----- Excerpted data -----
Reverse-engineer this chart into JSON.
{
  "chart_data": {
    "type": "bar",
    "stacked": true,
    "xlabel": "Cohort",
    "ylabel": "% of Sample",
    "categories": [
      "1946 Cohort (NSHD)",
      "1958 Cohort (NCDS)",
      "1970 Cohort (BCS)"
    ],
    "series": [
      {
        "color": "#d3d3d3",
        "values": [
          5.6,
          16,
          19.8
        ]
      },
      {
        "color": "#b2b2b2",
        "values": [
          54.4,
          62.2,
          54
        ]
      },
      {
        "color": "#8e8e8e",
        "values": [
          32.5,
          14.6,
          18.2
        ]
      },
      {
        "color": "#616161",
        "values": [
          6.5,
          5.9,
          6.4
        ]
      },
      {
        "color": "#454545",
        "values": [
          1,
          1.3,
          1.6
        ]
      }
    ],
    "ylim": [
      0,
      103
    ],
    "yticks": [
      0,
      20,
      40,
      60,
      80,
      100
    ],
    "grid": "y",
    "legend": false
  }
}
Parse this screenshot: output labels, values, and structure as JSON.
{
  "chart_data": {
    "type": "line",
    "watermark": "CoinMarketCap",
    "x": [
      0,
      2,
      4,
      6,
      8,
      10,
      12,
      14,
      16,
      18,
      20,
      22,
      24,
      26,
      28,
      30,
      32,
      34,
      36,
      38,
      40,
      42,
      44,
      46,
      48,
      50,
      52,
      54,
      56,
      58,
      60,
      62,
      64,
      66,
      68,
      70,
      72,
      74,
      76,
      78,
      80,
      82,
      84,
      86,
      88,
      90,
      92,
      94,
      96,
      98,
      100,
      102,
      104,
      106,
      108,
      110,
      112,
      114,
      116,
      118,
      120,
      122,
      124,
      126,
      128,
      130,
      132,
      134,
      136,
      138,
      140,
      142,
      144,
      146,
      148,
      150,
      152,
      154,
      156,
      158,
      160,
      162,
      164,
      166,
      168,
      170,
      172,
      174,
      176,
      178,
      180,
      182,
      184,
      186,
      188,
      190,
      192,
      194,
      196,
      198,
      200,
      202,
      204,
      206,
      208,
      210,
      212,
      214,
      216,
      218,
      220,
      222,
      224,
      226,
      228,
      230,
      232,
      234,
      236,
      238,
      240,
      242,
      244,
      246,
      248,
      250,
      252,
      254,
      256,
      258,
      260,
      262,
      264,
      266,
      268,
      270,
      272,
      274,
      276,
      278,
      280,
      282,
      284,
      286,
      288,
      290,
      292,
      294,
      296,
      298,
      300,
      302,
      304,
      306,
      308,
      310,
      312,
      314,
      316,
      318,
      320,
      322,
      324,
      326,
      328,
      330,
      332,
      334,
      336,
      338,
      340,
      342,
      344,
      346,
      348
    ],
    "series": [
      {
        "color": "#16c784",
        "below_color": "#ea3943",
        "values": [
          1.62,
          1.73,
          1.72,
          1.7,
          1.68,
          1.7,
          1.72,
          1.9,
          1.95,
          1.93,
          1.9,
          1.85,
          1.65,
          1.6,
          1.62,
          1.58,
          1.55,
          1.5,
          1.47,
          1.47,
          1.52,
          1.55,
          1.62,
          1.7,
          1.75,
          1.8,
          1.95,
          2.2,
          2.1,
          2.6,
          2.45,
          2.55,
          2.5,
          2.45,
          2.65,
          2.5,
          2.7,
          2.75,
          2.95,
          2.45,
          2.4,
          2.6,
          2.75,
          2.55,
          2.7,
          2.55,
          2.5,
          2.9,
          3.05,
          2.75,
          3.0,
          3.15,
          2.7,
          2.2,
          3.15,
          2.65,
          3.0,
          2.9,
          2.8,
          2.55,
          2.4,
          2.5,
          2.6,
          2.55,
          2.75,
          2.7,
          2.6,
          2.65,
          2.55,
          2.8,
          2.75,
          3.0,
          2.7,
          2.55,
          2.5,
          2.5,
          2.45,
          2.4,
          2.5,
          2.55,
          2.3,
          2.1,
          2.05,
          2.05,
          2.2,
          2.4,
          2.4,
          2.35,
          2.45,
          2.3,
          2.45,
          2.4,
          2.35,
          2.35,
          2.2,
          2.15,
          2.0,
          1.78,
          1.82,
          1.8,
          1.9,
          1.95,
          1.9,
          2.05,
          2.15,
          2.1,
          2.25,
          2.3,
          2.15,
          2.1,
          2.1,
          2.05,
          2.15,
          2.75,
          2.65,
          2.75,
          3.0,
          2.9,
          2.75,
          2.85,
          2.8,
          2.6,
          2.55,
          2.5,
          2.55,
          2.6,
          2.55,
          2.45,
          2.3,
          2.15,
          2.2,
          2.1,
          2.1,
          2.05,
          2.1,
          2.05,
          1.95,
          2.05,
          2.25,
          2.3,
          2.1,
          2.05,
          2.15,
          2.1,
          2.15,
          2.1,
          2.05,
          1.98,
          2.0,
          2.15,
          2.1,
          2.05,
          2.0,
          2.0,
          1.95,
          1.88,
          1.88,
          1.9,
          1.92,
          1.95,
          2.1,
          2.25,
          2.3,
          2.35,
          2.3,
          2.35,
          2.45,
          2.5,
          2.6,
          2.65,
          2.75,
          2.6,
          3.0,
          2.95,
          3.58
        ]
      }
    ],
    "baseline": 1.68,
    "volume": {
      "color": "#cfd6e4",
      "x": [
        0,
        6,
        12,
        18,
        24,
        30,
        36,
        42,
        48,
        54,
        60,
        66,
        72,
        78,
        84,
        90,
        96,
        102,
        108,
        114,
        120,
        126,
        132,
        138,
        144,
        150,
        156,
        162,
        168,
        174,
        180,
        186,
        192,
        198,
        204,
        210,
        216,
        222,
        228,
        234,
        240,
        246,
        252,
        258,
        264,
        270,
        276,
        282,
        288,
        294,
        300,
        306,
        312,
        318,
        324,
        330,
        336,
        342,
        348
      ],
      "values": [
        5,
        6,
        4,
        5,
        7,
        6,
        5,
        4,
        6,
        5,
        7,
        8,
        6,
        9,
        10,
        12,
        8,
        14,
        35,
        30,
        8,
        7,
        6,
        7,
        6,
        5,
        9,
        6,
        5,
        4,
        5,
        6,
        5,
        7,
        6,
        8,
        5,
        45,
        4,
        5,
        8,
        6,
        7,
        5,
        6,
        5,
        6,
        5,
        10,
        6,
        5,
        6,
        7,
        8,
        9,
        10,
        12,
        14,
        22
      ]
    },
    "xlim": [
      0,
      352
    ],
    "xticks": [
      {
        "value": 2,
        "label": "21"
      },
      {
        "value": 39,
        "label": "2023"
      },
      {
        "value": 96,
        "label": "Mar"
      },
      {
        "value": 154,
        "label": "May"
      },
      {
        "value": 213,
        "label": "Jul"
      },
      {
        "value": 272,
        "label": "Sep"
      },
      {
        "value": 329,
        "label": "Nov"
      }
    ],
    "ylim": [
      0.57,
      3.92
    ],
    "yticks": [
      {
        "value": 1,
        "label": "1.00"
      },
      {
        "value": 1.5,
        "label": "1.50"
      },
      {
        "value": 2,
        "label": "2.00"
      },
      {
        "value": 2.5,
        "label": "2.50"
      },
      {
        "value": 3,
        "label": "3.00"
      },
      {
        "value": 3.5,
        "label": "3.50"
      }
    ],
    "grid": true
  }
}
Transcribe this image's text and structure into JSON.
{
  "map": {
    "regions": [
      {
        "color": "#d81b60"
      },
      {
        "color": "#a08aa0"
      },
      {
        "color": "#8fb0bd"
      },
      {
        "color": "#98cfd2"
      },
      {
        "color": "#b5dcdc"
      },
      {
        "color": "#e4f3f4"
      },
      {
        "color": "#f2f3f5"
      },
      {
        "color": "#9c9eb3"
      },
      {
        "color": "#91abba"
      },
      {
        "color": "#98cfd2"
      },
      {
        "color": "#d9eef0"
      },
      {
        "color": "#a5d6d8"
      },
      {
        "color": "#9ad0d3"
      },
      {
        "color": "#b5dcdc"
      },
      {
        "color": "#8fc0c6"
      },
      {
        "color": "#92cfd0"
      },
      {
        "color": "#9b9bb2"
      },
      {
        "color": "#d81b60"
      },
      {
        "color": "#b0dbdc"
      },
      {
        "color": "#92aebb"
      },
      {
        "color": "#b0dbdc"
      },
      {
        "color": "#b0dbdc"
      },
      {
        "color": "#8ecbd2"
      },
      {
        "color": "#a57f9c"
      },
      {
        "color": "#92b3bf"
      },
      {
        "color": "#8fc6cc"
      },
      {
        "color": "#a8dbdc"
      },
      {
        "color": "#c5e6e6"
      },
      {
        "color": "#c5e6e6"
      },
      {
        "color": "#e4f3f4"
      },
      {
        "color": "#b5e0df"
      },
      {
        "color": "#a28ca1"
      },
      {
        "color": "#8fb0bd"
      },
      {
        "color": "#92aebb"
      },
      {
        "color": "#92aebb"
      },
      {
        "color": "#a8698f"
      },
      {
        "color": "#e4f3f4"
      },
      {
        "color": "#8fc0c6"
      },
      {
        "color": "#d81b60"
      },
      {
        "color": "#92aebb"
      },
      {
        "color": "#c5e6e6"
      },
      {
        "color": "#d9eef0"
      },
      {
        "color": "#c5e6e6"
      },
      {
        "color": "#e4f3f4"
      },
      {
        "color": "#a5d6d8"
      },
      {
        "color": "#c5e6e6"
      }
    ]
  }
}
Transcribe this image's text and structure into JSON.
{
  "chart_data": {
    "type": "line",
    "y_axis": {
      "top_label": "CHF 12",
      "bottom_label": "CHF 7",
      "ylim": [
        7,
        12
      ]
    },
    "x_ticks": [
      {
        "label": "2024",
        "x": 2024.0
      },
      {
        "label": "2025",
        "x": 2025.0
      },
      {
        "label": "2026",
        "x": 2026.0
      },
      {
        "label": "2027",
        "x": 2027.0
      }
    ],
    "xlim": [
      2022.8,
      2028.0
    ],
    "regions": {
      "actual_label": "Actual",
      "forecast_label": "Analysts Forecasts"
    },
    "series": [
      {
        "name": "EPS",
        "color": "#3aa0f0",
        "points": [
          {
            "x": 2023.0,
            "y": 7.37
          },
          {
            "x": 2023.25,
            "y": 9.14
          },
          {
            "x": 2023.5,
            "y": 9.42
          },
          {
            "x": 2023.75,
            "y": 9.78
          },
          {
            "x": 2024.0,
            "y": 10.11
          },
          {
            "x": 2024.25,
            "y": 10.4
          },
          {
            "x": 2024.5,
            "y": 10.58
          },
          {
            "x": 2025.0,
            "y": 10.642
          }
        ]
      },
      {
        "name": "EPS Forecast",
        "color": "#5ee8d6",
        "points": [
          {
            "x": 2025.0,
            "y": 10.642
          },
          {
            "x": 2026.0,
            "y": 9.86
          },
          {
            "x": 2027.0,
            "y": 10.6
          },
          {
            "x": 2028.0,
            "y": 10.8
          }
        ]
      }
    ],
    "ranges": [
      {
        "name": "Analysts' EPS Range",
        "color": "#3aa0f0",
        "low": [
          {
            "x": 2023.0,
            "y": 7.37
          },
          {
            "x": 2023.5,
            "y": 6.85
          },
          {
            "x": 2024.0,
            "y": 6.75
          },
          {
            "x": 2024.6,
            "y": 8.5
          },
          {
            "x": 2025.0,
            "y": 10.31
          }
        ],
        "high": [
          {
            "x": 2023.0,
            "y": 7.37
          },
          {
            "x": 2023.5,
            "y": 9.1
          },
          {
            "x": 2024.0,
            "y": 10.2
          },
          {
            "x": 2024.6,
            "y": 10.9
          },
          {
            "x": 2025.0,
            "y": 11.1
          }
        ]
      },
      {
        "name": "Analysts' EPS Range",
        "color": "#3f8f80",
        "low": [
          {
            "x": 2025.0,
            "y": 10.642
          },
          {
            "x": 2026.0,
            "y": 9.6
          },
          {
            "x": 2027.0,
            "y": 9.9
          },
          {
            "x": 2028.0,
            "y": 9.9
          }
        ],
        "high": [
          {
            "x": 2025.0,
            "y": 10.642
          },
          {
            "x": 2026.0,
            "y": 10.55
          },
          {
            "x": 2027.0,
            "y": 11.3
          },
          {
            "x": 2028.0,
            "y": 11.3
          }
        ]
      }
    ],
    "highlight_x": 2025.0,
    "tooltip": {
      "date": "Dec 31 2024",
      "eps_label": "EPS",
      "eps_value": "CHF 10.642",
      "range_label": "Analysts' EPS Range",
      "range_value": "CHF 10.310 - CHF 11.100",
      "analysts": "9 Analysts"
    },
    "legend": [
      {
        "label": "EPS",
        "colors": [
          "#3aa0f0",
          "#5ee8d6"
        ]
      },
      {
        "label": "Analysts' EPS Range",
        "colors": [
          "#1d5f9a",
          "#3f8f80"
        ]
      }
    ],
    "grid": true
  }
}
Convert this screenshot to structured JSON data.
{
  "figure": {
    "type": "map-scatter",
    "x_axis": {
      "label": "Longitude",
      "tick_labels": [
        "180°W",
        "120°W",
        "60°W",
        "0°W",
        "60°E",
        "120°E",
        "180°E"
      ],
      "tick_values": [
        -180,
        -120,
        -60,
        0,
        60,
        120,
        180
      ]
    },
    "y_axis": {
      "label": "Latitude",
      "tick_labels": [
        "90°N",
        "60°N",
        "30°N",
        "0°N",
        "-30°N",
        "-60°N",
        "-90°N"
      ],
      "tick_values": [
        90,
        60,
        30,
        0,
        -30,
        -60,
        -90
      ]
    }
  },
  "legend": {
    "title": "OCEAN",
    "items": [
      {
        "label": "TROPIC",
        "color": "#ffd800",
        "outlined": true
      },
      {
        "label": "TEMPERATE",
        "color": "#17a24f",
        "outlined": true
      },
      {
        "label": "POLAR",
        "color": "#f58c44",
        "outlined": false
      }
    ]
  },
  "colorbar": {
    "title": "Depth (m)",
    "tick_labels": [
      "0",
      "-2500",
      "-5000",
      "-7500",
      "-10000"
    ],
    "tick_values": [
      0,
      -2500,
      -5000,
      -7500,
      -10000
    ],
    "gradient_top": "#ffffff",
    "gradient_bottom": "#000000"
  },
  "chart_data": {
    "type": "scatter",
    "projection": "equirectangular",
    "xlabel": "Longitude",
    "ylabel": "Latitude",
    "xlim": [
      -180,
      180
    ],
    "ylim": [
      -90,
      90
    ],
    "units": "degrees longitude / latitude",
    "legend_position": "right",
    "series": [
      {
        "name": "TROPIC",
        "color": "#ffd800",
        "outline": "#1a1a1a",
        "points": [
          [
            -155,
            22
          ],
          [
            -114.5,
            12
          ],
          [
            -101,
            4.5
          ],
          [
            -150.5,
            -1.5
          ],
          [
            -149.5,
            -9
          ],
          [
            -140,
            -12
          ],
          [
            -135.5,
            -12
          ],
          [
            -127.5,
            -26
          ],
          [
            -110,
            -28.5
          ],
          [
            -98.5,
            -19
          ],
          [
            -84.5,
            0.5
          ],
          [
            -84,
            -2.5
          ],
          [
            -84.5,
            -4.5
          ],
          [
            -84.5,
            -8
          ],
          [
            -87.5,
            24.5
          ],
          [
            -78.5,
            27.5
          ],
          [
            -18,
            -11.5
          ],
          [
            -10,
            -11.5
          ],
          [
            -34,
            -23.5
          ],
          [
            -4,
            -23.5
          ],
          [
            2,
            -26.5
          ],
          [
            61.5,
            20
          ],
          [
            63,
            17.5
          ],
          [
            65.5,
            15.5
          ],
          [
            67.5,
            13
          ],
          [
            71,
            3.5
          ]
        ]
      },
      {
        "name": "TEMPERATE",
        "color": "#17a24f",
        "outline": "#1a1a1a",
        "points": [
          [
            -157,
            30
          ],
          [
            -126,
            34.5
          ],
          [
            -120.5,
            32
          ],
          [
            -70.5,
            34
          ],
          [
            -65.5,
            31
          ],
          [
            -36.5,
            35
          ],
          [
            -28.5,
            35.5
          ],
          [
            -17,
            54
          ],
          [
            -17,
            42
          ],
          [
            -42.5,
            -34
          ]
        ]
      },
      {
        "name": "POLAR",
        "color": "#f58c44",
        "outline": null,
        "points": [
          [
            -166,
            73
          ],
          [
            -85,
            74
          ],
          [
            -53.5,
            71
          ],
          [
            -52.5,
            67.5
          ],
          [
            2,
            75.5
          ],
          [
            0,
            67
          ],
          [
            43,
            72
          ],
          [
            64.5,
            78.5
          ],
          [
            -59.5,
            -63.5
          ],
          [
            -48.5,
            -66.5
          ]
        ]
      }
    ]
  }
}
-----
- Problem requirements -
Show every line where the string "this" appears.

- Result of the task -
Reverse-engineer this chart into JSON.
Parse this screenshot: output labels, values, and structure as JSON.
Transcribe this image's text and structure into JSON.
Transcribe this image's text and structure into JSON.
Convert this screenshot to structured JSON data.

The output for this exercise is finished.